## RECORD SET:
---
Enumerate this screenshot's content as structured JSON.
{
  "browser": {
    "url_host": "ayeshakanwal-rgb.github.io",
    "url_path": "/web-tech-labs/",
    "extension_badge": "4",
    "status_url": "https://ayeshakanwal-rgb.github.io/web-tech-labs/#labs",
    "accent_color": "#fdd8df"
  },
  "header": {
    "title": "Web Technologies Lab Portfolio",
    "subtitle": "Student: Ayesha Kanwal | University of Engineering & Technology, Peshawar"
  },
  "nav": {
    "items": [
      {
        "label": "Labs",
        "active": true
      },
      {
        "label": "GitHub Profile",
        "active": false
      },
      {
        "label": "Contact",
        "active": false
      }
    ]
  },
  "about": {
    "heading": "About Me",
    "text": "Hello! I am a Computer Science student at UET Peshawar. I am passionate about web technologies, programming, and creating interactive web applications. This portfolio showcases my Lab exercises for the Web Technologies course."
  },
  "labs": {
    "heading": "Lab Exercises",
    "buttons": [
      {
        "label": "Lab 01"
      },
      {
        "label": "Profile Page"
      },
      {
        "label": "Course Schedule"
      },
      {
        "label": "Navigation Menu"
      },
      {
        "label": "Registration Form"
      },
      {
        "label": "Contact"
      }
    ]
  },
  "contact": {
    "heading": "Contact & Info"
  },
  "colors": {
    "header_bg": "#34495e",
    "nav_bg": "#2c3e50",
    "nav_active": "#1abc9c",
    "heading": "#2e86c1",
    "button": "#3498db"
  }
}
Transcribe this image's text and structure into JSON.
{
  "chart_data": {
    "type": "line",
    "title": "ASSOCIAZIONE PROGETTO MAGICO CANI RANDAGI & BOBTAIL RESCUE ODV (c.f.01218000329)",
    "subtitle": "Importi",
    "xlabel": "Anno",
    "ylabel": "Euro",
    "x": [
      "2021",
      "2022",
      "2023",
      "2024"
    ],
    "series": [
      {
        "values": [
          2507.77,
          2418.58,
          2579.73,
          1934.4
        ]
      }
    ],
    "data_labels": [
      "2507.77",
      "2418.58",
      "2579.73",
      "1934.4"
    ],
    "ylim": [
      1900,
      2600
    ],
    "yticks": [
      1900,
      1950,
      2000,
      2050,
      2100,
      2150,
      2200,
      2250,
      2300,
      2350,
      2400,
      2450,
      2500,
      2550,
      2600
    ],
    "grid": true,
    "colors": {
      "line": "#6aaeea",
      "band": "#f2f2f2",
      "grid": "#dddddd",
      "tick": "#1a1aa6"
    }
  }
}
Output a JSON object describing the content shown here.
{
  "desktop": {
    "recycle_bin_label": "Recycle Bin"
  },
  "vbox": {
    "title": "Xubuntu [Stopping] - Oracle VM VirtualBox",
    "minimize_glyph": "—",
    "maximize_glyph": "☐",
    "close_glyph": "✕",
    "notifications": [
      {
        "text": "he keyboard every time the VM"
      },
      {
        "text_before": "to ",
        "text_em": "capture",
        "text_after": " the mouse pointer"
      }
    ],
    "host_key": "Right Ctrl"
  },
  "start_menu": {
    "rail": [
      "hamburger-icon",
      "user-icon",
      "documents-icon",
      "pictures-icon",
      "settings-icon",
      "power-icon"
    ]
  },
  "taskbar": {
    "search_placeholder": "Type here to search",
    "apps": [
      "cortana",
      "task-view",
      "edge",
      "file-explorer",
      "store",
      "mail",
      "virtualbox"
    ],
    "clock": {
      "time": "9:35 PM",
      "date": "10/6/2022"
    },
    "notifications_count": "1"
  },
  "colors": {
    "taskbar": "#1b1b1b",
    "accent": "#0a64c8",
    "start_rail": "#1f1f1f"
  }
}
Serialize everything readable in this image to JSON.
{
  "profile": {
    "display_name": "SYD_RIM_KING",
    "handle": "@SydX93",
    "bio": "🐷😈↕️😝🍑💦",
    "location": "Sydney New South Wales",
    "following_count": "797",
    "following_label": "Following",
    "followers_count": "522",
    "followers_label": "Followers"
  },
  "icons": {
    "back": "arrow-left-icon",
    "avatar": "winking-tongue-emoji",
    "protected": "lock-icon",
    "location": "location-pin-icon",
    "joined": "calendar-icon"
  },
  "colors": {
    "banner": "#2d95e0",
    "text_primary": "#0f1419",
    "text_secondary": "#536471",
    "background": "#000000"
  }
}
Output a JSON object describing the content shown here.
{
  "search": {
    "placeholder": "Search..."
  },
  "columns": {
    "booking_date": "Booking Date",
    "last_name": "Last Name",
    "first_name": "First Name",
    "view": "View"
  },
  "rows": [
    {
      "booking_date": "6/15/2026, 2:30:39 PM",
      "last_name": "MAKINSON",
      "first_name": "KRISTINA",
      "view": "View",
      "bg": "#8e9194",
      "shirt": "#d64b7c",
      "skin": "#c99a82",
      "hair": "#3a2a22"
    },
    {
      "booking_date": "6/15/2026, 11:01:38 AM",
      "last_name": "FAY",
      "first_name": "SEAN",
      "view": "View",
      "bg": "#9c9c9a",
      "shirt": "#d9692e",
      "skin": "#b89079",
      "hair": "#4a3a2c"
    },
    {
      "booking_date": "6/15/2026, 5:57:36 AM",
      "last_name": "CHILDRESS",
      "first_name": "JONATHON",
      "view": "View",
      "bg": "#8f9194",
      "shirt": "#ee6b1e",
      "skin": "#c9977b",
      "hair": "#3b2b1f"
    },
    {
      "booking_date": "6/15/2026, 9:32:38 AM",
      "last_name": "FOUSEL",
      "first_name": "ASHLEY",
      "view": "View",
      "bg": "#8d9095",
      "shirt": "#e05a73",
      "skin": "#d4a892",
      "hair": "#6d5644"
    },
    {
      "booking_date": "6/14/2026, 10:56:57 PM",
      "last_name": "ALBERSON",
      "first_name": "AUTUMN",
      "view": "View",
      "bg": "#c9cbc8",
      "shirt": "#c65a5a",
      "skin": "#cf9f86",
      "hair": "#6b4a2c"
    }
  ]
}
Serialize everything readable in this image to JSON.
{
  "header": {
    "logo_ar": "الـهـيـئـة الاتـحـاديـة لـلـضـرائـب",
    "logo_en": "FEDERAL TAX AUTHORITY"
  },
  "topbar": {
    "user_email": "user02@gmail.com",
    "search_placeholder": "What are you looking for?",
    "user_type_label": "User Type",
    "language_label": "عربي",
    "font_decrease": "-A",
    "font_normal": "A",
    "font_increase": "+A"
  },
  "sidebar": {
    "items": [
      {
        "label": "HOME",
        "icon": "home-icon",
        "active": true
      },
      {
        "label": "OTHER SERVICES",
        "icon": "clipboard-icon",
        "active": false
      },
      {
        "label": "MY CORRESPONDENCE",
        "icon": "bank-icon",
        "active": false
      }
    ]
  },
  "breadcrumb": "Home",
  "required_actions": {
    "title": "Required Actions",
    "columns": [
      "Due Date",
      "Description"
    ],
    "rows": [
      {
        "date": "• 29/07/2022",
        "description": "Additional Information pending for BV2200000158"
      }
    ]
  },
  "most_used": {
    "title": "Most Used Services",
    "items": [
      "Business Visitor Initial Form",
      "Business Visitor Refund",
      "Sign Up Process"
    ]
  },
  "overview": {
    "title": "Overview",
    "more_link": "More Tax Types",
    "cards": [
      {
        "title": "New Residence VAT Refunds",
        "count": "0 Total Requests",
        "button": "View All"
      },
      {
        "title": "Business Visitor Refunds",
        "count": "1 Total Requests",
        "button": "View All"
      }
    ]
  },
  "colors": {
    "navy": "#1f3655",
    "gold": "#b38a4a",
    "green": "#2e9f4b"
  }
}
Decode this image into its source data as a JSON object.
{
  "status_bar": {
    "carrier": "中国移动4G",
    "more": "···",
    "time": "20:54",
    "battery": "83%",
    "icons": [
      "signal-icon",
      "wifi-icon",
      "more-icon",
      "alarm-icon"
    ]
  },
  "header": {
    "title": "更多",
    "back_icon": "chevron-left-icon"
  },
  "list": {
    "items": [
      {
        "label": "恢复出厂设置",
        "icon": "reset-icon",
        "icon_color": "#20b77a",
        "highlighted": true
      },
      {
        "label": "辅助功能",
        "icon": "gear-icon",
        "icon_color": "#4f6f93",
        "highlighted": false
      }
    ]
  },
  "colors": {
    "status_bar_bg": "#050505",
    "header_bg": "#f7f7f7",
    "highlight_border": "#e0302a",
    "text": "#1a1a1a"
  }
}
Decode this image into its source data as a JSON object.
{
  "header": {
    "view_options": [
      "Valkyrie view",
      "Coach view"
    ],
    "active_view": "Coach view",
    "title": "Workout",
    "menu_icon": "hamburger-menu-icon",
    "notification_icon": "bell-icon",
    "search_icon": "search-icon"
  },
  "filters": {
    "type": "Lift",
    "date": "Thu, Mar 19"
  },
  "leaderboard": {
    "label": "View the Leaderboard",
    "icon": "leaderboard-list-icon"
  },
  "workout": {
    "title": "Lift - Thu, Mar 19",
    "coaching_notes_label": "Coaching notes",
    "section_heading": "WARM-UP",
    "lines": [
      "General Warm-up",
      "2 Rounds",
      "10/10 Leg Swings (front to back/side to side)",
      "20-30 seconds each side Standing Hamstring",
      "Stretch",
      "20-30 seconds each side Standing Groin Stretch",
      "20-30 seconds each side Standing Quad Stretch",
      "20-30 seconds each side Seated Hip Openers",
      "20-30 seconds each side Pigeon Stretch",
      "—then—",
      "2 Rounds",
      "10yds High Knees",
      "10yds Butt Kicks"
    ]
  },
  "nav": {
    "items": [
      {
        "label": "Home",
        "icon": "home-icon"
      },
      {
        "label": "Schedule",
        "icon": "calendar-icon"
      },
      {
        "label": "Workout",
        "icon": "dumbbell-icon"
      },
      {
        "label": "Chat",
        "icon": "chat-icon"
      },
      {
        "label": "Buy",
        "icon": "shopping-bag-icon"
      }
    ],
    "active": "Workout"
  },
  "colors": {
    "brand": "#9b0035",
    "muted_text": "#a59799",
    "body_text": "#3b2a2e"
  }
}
---
## INSTRUCTIONS FOR THE TASK:
Identify each line containing the string "Standing" and copy it out.

## EXERCISE RESULT:
      "20-30 seconds each side Standing Hamstring",
      "20-30 seconds each side Standing Groin Stretch",
      "20-30 seconds each side Standing Quad Stretch",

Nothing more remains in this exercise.